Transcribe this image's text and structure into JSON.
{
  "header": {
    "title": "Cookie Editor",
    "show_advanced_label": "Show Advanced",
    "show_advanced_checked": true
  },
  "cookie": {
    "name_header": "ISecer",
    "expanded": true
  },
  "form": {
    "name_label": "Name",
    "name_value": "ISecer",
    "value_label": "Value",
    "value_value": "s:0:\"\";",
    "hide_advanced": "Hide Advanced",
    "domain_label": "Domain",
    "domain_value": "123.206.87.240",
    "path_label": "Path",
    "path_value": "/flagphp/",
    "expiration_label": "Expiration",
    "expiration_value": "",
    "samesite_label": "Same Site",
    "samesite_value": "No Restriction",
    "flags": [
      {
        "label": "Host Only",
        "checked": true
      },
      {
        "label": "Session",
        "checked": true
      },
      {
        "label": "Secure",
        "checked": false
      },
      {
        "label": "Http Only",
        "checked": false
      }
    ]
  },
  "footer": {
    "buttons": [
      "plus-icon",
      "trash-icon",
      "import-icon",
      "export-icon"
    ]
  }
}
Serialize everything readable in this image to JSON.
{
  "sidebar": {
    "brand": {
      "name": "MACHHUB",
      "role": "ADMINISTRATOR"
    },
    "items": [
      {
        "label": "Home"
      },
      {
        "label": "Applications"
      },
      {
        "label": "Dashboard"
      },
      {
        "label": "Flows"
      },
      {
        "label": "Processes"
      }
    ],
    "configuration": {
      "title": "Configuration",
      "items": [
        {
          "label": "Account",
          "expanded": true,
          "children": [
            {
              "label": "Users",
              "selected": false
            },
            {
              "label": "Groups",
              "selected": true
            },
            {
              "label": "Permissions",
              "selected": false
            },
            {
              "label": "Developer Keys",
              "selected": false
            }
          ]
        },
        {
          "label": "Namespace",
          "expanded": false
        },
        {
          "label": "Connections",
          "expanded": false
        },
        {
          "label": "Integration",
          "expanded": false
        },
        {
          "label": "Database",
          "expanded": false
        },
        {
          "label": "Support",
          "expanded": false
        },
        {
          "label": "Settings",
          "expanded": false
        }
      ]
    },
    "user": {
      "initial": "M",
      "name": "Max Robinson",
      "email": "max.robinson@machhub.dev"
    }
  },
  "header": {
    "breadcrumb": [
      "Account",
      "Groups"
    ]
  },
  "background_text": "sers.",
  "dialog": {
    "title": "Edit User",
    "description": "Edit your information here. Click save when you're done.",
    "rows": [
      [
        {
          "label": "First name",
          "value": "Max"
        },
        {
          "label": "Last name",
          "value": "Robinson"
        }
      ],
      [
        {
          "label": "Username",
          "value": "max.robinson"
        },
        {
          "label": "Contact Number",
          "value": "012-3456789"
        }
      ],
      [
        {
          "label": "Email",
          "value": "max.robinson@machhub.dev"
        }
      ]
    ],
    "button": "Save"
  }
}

Set exercise ▸
Give the number of lines above that hold the word "icon", and nothing more.

Response ▸
4